Start of Items

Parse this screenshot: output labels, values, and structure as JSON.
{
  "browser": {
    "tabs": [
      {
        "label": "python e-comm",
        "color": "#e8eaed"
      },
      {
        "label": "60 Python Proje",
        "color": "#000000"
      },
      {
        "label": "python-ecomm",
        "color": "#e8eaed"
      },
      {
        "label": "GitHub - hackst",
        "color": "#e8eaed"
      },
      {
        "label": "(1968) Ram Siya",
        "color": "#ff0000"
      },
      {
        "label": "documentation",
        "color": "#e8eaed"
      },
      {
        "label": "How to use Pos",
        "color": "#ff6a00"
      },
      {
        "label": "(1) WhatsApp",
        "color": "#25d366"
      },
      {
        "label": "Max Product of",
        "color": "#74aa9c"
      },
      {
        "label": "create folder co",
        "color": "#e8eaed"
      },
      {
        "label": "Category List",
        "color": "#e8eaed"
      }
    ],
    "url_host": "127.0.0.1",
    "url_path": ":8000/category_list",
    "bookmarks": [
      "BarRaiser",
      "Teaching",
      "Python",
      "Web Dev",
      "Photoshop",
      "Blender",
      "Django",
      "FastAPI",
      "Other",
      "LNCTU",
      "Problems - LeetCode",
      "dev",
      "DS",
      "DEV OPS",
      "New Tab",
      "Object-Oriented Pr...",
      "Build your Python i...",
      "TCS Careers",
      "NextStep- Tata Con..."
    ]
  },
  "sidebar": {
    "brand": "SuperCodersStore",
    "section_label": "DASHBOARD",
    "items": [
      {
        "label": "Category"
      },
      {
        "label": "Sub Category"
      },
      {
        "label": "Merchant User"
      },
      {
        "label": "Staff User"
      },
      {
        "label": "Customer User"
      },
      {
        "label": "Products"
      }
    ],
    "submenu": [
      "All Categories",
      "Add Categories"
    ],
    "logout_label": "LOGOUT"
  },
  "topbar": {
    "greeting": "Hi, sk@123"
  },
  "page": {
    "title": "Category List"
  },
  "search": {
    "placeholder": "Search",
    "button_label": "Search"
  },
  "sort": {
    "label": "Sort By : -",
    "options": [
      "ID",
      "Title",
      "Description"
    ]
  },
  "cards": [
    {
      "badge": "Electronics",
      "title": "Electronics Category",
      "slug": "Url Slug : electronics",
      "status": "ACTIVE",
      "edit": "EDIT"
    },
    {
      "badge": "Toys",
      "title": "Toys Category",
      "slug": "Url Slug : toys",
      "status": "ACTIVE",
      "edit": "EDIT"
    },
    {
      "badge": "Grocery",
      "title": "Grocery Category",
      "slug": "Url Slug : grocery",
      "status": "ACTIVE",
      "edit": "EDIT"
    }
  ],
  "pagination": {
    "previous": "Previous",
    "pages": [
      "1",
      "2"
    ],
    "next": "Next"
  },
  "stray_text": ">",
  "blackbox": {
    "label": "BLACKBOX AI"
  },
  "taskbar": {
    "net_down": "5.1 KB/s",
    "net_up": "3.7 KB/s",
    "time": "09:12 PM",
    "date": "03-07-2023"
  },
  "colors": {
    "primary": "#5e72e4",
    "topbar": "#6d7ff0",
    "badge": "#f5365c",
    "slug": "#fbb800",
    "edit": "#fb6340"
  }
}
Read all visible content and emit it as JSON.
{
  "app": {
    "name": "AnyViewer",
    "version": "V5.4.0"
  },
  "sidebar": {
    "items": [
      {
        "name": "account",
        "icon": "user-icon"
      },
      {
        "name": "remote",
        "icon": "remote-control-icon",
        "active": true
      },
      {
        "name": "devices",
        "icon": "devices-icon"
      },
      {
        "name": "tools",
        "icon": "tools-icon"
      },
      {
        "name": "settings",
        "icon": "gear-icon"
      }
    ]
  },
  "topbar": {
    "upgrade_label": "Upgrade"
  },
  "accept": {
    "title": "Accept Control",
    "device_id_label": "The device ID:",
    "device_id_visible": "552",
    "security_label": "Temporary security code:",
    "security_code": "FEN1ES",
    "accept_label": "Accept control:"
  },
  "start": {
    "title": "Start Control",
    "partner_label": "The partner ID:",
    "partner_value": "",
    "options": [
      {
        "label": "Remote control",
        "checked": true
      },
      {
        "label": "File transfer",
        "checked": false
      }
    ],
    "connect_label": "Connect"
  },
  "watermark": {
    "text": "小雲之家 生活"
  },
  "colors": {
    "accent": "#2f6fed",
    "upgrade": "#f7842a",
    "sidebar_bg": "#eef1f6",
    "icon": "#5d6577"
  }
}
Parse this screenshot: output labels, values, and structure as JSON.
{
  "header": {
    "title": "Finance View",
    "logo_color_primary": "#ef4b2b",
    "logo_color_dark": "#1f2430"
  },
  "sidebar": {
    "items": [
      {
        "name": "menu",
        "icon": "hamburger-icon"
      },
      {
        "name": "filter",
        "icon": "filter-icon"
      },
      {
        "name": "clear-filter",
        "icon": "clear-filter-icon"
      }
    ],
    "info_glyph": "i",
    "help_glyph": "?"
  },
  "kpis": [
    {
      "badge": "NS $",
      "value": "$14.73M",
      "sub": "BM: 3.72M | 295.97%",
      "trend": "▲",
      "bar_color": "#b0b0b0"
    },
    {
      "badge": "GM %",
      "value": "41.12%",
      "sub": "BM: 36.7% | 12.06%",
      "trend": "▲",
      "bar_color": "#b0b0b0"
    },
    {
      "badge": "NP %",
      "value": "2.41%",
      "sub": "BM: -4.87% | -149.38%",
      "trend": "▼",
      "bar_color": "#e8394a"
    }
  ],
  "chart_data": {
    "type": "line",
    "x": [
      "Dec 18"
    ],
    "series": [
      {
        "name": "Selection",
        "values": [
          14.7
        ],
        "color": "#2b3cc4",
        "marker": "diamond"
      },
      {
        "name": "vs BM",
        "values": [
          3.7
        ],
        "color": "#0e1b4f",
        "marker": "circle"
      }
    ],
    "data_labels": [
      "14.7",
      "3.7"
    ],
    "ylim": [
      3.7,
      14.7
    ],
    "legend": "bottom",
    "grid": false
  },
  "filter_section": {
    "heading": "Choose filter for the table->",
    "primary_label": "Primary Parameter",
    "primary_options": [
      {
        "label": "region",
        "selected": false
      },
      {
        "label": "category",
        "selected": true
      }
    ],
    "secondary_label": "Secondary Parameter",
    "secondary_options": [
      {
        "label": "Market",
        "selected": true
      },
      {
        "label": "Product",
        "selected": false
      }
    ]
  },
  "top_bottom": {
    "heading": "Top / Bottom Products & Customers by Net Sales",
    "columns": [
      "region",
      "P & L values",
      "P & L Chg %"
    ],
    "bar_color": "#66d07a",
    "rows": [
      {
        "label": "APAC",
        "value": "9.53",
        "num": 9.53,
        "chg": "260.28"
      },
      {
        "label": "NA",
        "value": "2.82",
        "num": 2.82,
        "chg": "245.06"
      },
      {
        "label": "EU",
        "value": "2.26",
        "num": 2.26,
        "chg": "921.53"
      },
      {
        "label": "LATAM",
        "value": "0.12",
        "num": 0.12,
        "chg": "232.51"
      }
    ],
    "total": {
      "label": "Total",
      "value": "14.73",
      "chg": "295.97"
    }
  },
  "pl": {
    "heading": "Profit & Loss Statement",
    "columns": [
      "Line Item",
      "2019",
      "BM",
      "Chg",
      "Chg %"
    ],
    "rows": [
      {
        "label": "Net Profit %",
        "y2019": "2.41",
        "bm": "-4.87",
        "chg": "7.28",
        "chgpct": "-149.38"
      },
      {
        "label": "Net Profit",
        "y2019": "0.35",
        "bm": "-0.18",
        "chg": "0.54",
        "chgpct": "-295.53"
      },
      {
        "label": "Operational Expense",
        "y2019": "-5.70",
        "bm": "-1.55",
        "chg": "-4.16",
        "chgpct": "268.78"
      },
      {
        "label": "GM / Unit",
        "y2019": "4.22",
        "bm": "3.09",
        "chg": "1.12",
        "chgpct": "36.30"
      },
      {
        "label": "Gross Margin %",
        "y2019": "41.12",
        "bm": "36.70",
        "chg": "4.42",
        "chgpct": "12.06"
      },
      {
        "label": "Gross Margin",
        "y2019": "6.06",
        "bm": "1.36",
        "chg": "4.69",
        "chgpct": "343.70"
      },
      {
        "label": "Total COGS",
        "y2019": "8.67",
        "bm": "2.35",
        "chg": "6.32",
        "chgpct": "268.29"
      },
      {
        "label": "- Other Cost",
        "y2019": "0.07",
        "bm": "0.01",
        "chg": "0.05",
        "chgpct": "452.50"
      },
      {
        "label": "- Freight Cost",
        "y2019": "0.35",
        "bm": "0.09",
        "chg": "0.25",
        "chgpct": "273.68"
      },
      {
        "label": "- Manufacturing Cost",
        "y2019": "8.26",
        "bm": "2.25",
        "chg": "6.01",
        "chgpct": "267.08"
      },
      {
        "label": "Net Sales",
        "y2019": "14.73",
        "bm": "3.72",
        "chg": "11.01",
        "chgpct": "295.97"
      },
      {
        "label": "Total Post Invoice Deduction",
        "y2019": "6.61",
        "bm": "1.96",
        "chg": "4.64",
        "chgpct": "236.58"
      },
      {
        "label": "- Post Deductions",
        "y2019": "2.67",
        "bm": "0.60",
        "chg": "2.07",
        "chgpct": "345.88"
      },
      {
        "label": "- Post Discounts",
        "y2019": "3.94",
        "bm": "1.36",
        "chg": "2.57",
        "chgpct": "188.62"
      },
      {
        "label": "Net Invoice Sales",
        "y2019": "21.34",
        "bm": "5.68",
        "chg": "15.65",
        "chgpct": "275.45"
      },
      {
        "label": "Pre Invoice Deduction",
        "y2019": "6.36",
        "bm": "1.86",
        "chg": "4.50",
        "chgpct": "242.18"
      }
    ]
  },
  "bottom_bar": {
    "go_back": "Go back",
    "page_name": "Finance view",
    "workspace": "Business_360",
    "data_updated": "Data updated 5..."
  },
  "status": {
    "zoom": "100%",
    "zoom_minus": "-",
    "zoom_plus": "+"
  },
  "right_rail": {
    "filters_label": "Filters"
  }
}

End of Items

> The request: Find the lines above that include the string "Invoice" and copy them.

> Solution for this problem:
        "label": "Total Post Invoice Deduction",
        "label": "Net Invoice Sales",
        "label": "Pre Invoice Deduction",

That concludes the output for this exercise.